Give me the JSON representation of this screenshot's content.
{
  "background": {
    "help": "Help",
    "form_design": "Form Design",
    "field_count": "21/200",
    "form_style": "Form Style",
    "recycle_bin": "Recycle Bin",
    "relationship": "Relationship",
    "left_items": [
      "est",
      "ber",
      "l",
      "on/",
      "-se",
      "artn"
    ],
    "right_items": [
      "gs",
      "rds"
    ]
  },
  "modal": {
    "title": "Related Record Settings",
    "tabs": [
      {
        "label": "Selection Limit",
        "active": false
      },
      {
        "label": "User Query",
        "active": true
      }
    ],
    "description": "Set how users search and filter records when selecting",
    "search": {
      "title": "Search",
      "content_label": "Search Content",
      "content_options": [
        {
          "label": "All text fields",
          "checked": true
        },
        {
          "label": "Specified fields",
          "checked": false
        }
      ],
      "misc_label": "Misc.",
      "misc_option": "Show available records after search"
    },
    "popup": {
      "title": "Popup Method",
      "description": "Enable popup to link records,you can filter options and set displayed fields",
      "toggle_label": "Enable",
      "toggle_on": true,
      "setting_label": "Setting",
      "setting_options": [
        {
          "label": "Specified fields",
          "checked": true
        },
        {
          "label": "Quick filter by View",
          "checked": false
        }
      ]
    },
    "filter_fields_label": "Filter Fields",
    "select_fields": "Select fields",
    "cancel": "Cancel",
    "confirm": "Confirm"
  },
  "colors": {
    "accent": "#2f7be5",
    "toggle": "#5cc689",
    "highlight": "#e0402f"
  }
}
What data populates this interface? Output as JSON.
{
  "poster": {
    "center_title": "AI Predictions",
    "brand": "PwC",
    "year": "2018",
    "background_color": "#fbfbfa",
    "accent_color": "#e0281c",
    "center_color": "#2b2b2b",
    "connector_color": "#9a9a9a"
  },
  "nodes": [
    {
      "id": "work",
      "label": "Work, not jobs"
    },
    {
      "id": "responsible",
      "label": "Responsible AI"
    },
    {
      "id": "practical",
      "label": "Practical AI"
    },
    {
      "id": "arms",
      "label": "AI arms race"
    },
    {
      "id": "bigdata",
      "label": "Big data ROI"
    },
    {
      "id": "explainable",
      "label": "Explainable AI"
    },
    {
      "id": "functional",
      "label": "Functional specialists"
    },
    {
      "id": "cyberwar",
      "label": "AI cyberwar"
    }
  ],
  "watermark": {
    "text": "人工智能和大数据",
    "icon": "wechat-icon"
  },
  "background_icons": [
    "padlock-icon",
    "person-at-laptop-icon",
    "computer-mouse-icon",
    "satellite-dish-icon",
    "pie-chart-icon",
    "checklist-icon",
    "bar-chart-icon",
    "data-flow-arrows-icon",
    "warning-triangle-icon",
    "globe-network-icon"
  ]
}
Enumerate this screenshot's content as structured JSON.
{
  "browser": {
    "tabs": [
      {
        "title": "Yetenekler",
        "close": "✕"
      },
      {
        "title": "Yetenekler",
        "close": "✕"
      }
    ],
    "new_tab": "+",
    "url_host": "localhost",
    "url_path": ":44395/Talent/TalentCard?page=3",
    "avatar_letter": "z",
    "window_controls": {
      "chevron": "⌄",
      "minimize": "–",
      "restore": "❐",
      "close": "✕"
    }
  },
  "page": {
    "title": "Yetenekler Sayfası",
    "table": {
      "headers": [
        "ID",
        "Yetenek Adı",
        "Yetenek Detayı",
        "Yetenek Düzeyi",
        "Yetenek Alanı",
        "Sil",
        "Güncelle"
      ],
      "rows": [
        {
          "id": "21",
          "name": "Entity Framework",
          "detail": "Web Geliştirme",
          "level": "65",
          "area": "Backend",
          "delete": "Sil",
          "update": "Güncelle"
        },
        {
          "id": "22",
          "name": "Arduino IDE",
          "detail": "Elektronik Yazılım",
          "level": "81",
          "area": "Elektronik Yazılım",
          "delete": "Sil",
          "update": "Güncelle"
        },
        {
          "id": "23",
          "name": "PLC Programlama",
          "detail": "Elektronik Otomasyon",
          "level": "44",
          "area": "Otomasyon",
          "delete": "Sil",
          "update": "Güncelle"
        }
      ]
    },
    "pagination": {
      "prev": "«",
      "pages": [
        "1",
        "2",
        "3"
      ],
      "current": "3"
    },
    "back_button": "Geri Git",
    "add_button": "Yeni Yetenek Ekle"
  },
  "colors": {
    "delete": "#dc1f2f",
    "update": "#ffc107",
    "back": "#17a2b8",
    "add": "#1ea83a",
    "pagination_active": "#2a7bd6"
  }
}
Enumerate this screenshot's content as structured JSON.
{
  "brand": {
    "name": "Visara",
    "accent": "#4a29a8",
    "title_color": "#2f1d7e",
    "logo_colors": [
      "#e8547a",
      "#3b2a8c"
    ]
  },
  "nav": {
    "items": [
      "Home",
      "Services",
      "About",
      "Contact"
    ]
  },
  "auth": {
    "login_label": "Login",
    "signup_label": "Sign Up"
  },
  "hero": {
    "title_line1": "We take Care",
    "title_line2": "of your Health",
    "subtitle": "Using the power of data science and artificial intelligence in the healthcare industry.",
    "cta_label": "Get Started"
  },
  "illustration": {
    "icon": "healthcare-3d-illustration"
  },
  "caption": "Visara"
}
+ + + +
WRITTEN REQUEST =
Which lines contain "description"? Copy each of them.

RESPONSE TO THE TASK =
    "description": "Set how users search and filter records when selecting",
      "description": "Enable popup to link records,you can filter options and set displayed fields",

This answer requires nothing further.